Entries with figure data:
## Start

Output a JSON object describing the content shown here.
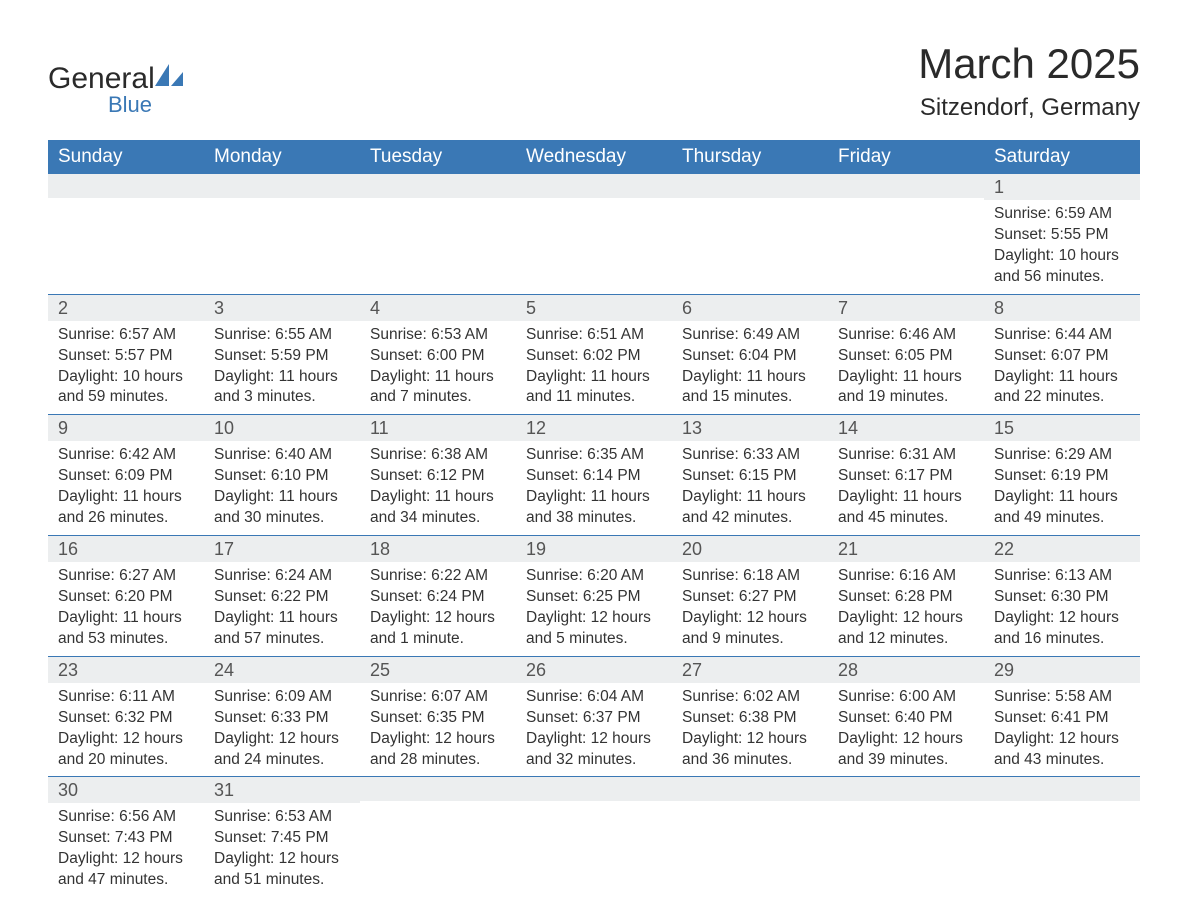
{
  "brand": {
    "main": "General",
    "sub": "Blue",
    "main_color": "#2a2a2a",
    "sub_color": "#3a78b5"
  },
  "title": "March 2025",
  "location": "Sitzendorf, Germany",
  "colors": {
    "header_bg": "#3a78b5",
    "header_text": "#ffffff",
    "daynum_bg": "#eceeef",
    "row_border": "#3a78b5",
    "body_text": "#333333",
    "page_bg": "#ffffff"
  },
  "fonts": {
    "title_pt": 42,
    "location_pt": 24,
    "dayhead_pt": 19,
    "daynum_pt": 18,
    "body_pt": 15.5
  },
  "days_of_week": [
    "Sunday",
    "Monday",
    "Tuesday",
    "Wednesday",
    "Thursday",
    "Friday",
    "Saturday"
  ],
  "weeks": [
    [
      {
        "n": "",
        "lines": []
      },
      {
        "n": "",
        "lines": []
      },
      {
        "n": "",
        "lines": []
      },
      {
        "n": "",
        "lines": []
      },
      {
        "n": "",
        "lines": []
      },
      {
        "n": "",
        "lines": []
      },
      {
        "n": "1",
        "lines": [
          "Sunrise: 6:59 AM",
          "Sunset: 5:55 PM",
          "Daylight: 10 hours and 56 minutes."
        ]
      }
    ],
    [
      {
        "n": "2",
        "lines": [
          "Sunrise: 6:57 AM",
          "Sunset: 5:57 PM",
          "Daylight: 10 hours and 59 minutes."
        ]
      },
      {
        "n": "3",
        "lines": [
          "Sunrise: 6:55 AM",
          "Sunset: 5:59 PM",
          "Daylight: 11 hours and 3 minutes."
        ]
      },
      {
        "n": "4",
        "lines": [
          "Sunrise: 6:53 AM",
          "Sunset: 6:00 PM",
          "Daylight: 11 hours and 7 minutes."
        ]
      },
      {
        "n": "5",
        "lines": [
          "Sunrise: 6:51 AM",
          "Sunset: 6:02 PM",
          "Daylight: 11 hours and 11 minutes."
        ]
      },
      {
        "n": "6",
        "lines": [
          "Sunrise: 6:49 AM",
          "Sunset: 6:04 PM",
          "Daylight: 11 hours and 15 minutes."
        ]
      },
      {
        "n": "7",
        "lines": [
          "Sunrise: 6:46 AM",
          "Sunset: 6:05 PM",
          "Daylight: 11 hours and 19 minutes."
        ]
      },
      {
        "n": "8",
        "lines": [
          "Sunrise: 6:44 AM",
          "Sunset: 6:07 PM",
          "Daylight: 11 hours and 22 minutes."
        ]
      }
    ],
    [
      {
        "n": "9",
        "lines": [
          "Sunrise: 6:42 AM",
          "Sunset: 6:09 PM",
          "Daylight: 11 hours and 26 minutes."
        ]
      },
      {
        "n": "10",
        "lines": [
          "Sunrise: 6:40 AM",
          "Sunset: 6:10 PM",
          "Daylight: 11 hours and 30 minutes."
        ]
      },
      {
        "n": "11",
        "lines": [
          "Sunrise: 6:38 AM",
          "Sunset: 6:12 PM",
          "Daylight: 11 hours and 34 minutes."
        ]
      },
      {
        "n": "12",
        "lines": [
          "Sunrise: 6:35 AM",
          "Sunset: 6:14 PM",
          "Daylight: 11 hours and 38 minutes."
        ]
      },
      {
        "n": "13",
        "lines": [
          "Sunrise: 6:33 AM",
          "Sunset: 6:15 PM",
          "Daylight: 11 hours and 42 minutes."
        ]
      },
      {
        "n": "14",
        "lines": [
          "Sunrise: 6:31 AM",
          "Sunset: 6:17 PM",
          "Daylight: 11 hours and 45 minutes."
        ]
      },
      {
        "n": "15",
        "lines": [
          "Sunrise: 6:29 AM",
          "Sunset: 6:19 PM",
          "Daylight: 11 hours and 49 minutes."
        ]
      }
    ],
    [
      {
        "n": "16",
        "lines": [
          "Sunrise: 6:27 AM",
          "Sunset: 6:20 PM",
          "Daylight: 11 hours and 53 minutes."
        ]
      },
      {
        "n": "17",
        "lines": [
          "Sunrise: 6:24 AM",
          "Sunset: 6:22 PM",
          "Daylight: 11 hours and 57 minutes."
        ]
      },
      {
        "n": "18",
        "lines": [
          "Sunrise: 6:22 AM",
          "Sunset: 6:24 PM",
          "Daylight: 12 hours and 1 minute."
        ]
      },
      {
        "n": "19",
        "lines": [
          "Sunrise: 6:20 AM",
          "Sunset: 6:25 PM",
          "Daylight: 12 hours and 5 minutes."
        ]
      },
      {
        "n": "20",
        "lines": [
          "Sunrise: 6:18 AM",
          "Sunset: 6:27 PM",
          "Daylight: 12 hours and 9 minutes."
        ]
      },
      {
        "n": "21",
        "lines": [
          "Sunrise: 6:16 AM",
          "Sunset: 6:28 PM",
          "Daylight: 12 hours and 12 minutes."
        ]
      },
      {
        "n": "22",
        "lines": [
          "Sunrise: 6:13 AM",
          "Sunset: 6:30 PM",
          "Daylight: 12 hours and 16 minutes."
        ]
      }
    ],
    [
      {
        "n": "23",
        "lines": [
          "Sunrise: 6:11 AM",
          "Sunset: 6:32 PM",
          "Daylight: 12 hours and 20 minutes."
        ]
      },
      {
        "n": "24",
        "lines": [
          "Sunrise: 6:09 AM",
          "Sunset: 6:33 PM",
          "Daylight: 12 hours and 24 minutes."
        ]
      },
      {
        "n": "25",
        "lines": [
          "Sunrise: 6:07 AM",
          "Sunset: 6:35 PM",
          "Daylight: 12 hours and 28 minutes."
        ]
      },
      {
        "n": "26",
        "lines": [
          "Sunrise: 6:04 AM",
          "Sunset: 6:37 PM",
          "Daylight: 12 hours and 32 minutes."
        ]
      },
      {
        "n": "27",
        "lines": [
          "Sunrise: 6:02 AM",
          "Sunset: 6:38 PM",
          "Daylight: 12 hours and 36 minutes."
        ]
      },
      {
        "n": "28",
        "lines": [
          "Sunrise: 6:00 AM",
          "Sunset: 6:40 PM",
          "Daylight: 12 hours and 39 minutes."
        ]
      },
      {
        "n": "29",
        "lines": [
          "Sunrise: 5:58 AM",
          "Sunset: 6:41 PM",
          "Daylight: 12 hours and 43 minutes."
        ]
      }
    ],
    [
      {
        "n": "30",
        "lines": [
          "Sunrise: 6:56 AM",
          "Sunset: 7:43 PM",
          "Daylight: 12 hours and 47 minutes."
        ]
      },
      {
        "n": "31",
        "lines": [
          "Sunrise: 6:53 AM",
          "Sunset: 7:45 PM",
          "Daylight: 12 hours and 51 minutes."
        ]
      },
      {
        "n": "",
        "lines": []
      },
      {
        "n": "",
        "lines": []
      },
      {
        "n": "",
        "lines": []
      },
      {
        "n": "",
        "lines": []
      },
      {
        "n": "",
        "lines": []
      }
    ]
  ]
}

## End

Problem to work on>
Each line of the material must be retyped exactly, except that images are omitted.

Full solution>
Output a JSON object describing the content shown here.
{
  "brand": {
    "main": "General",
    "sub": "Blue",
    "main_color": "#2a2a2a",
    "sub_color": "#3a78b5"
  },
  "title": "March 2025",
  "location": "Sitzendorf, Germany",
  "colors": {
    "header_bg": "#3a78b5",
    "header_text": "#ffffff",
    "daynum_bg": "#eceeef",
    "row_border": "#3a78b5",
    "body_text": "#333333",
    "page_bg": "#ffffff"
  },
  "fonts": {
    "title_pt": 42,
    "location_pt": 24,
    "dayhead_pt": 19,
    "daynum_pt": 18,
    "body_pt": 15.5
  },
  "days_of_week": [
    "Sunday",
    "Monday",
    "Tuesday",
    "Wednesday",
    "Thursday",
    "Friday",
    "Saturday"
  ],
  "weeks": [
    [
      {
        "n": "",
        "lines": []
      },
      {
        "n": "",
        "lines": []
      },
      {
        "n": "",
        "lines": []
      },
      {
        "n": "",
        "lines": []
      },
      {
        "n": "",
        "lines": []
      },
      {
        "n": "",
        "lines": []
      },
      {
        "n": "1",
        "lines": [
          "Sunrise: 6:59 AM",
          "Sunset: 5:55 PM",
          "Daylight: 10 hours and 56 minutes."
        ]
      }
    ],
    [
      {
        "n": "2",
        "lines": [
          "Sunrise: 6:57 AM",
          "Sunset: 5:57 PM",
          "Daylight: 10 hours and 59 minutes."
        ]
      },
      {
        "n": "3",
        "lines": [
          "Sunrise: 6:55 AM",
          "Sunset: 5:59 PM",
          "Daylight: 11 hours and 3 minutes."
        ]
      },
      {
        "n": "4",
        "lines": [
          "Sunrise: 6:53 AM",
          "Sunset: 6:00 PM",
          "Daylight: 11 hours and 7 minutes."
        ]
      },
      {
        "n": "5",
        "lines": [
          "Sunrise: 6:51 AM",
          "Sunset: 6:02 PM",
          "Daylight: 11 hours and 11 minutes."
        ]
      },
      {
        "n": "6",
        "lines": [
          "Sunrise: 6:49 AM",
          "Sunset: 6:04 PM",
          "Daylight: 11 hours and 15 minutes."
        ]
      },
      {
        "n": "7",
        "lines": [
          "Sunrise: 6:46 AM",
          "Sunset: 6:05 PM",
          "Daylight: 11 hours and 19 minutes."
        ]
      },
      {
        "n": "8",
        "lines": [
          "Sunrise: 6:44 AM",
          "Sunset: 6:07 PM",
          "Daylight: 11 hours and 22 minutes."
        ]
      }
    ],
    [
      {
        "n": "9",
        "lines": [
          "Sunrise: 6:42 AM",
          "Sunset: 6:09 PM",
          "Daylight: 11 hours and 26 minutes."
        ]
      },
      {
        "n": "10",
        "lines": [
          "Sunrise: 6:40 AM",
          "Sunset: 6:10 PM",
          "Daylight: 11 hours and 30 minutes."
        ]
      },
      {
        "n": "11",
        "lines": [
          "Sunrise: 6:38 AM",
          "Sunset: 6:12 PM",
          "Daylight: 11 hours and 34 minutes."
        ]
      },
      {
        "n": "12",
        "lines": [
          "Sunrise: 6:35 AM",
          "Sunset: 6:14 PM",
          "Daylight: 11 hours and 38 minutes."
        ]
      },
      {
        "n": "13",
        "lines": [
          "Sunrise: 6:33 AM",
          "Sunset: 6:15 PM",
          "Daylight: 11 hours and 42 minutes."
        ]
      },
      {
        "n": "14",
        "lines": [
          "Sunrise: 6:31 AM",
          "Sunset: 6:17 PM",
          "Daylight: 11 hours and 45 minutes."
        ]
      },
      {
        "n": "15",
        "lines": [
          "Sunrise: 6:29 AM",
          "Sunset: 6:19 PM",
          "Daylight: 11 hours and 49 minutes."
        ]
      }
    ],
    [
      {
        "n": "16",
        "lines": [
          "Sunrise: 6:27 AM",
          "Sunset: 6:20 PM",
          "Daylight: 11 hours and 53 minutes."
        ]
      },
      {
        "n": "17",
        "lines": [
          "Sunrise: 6:24 AM",
          "Sunset: 6:22 PM",
          "Daylight: 11 hours and 57 minutes."
        ]
      },
      {
        "n": "18",
        "lines": [
          "Sunrise: 6:22 AM",
          "Sunset: 6:24 PM",
          "Daylight: 12 hours and 1 minute."
        ]
      },
      {
        "n": "19",
        "lines": [
          "Sunrise: 6:20 AM",
          "Sunset: 6:25 PM",
          "Daylight: 12 hours and 5 minutes."
        ]
      },
      {
        "n": "20",
        "lines": [
          "Sunrise: 6:18 AM",
          "Sunset: 6:27 PM",
          "Daylight: 12 hours and 9 minutes."
        ]
      },
      {
        "n": "21",
        "lines": [
          "Sunrise: 6:16 AM",
          "Sunset: 6:28 PM",
          "Daylight: 12 hours and 12 minutes."
        ]
      },
      {
        "n": "22",
        "lines": [
          "Sunrise: 6:13 AM",
          "Sunset: 6:30 PM",
          "Daylight: 12 hours and 16 minutes."
        ]
      }
    ],
    [
      {
        "n": "23",
        "lines": [
          "Sunrise: 6:11 AM",
          "Sunset: 6:32 PM",
          "Daylight: 12 hours and 20 minutes."
        ]
      },
      {
        "n": "24",
        "lines": [
          "Sunrise: 6:09 AM",
          "Sunset: 6:33 PM",
          "Daylight: 12 hours and 24 minutes."
        ]
      },
      {
        "n": "25",
        "lines": [
          "Sunrise: 6:07 AM",
          "Sunset: 6:35 PM",
          "Daylight: 12 hours and 28 minutes."
        ]
      },
      {
        "n": "26",
        "lines": [
          "Sunrise: 6:04 AM",
          "Sunset: 6:37 PM",
          "Daylight: 12 hours and 32 minutes."
        ]
      },
      {
        "n": "27",
        "lines": [
          "Sunrise: 6:02 AM",
          "Sunset: 6:38 PM",
          "Daylight: 12 hours and 36 minutes."
        ]
      },
      {
        "n": "28",
        "lines": [
          "Sunrise: 6:00 AM",
          "Sunset: 6:40 PM",
          "Daylight: 12 hours and 39 minutes."
        ]
      },
      {
        "n": "29",
        "lines": [
          "Sunrise: 5:58 AM",
          "Sunset: 6:41 PM",
          "Daylight: 12 hours and 43 minutes."
        ]
      }
    ],
    [
      {
        "n": "30",
        "lines": [
          "Sunrise: 6:56 AM",
          "Sunset: 7:43 PM",
          "Daylight: 12 hours and 47 minutes."
        ]
      },
      {
        "n": "31",
        "lines": [
          "Sunrise: 6:53 AM",
          "Sunset: 7:45 PM",
          "Daylight: 12 hours and 51 minutes."
        ]
      },
      {
        "n": "",
        "lines": []
      },
      {
        "n": "",
        "lines": []
      },
      {
        "n": "",
        "lines": []
      },
      {
        "n": "",
        "lines": []
      },
      {
        "n": "",
        "lines": []
      }
    ]
  ]
}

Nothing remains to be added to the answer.